■ What needs to be done
Could you print all the entries exactly?
***** Records supplied *****
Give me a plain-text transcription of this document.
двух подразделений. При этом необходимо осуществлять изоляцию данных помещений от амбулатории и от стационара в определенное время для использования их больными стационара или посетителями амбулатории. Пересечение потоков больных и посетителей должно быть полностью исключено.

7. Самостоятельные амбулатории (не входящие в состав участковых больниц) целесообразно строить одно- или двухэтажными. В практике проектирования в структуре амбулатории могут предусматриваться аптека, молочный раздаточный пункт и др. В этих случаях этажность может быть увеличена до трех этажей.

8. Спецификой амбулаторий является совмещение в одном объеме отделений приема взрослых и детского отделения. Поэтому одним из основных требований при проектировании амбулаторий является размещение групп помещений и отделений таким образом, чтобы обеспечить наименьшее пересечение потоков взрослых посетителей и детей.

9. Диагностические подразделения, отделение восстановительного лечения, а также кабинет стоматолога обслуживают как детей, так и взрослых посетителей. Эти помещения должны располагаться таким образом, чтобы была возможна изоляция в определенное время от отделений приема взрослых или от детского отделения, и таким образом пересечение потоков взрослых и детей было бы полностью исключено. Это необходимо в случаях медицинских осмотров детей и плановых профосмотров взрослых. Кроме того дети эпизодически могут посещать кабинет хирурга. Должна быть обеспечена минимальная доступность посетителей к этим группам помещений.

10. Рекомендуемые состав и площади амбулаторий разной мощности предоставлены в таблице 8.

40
*****
■ Task result
Give me a plain-text transcription of this document.
двух подразделений. При этом необходимо осуществлять изоляцию данных помещений от амбулатории и от стационара в определенное время для использования их больными стационара или посетителями амбулатории. Пересечение потоков больных и посетителей должно быть полностью исключено.

7. Самостоятельные амбулатории (не входящие в состав участковых больниц) целесообразно строить одно- или двухэтажными. В практике проектирования в структуре амбулатории могут предусматриваться аптека, молочный раздаточный пункт и др. В этих случаях этажность может быть увеличена до трех этажей.

8. Спецификой амбулаторий является совмещение в одном объеме отделений приема взрослых и детского отделения. Поэтому одним из основных требований при проектировании амбулаторий является размещение групп помещений и отделений таким образом, чтобы обеспечить наименьшее пересечение потоков взрослых посетителей и детей.

9. Диагностические подразделения, отделение восстановительного лечения, а также кабинет стоматолога обслуживают как детей, так и взрослых посетителей. Эти помещения должны располагаться таким образом, чтобы была возможна изоляция в определенное время от отделений приема взрослых или от детского отделения, и таким образом пересечение потоков взрослых и детей было бы полностью исключено. Это необходимо в случаях медицинских осмотров детей и плановых профосмотров взрослых. Кроме того дети эпизодически могут посещать кабинет хирурга. Должна быть обеспечена минимальная доступность посетителей к этим группам помещений.

10. Рекомендуемые состав и площади амбулаторий разной мощности предоставлены в таблице 8.

40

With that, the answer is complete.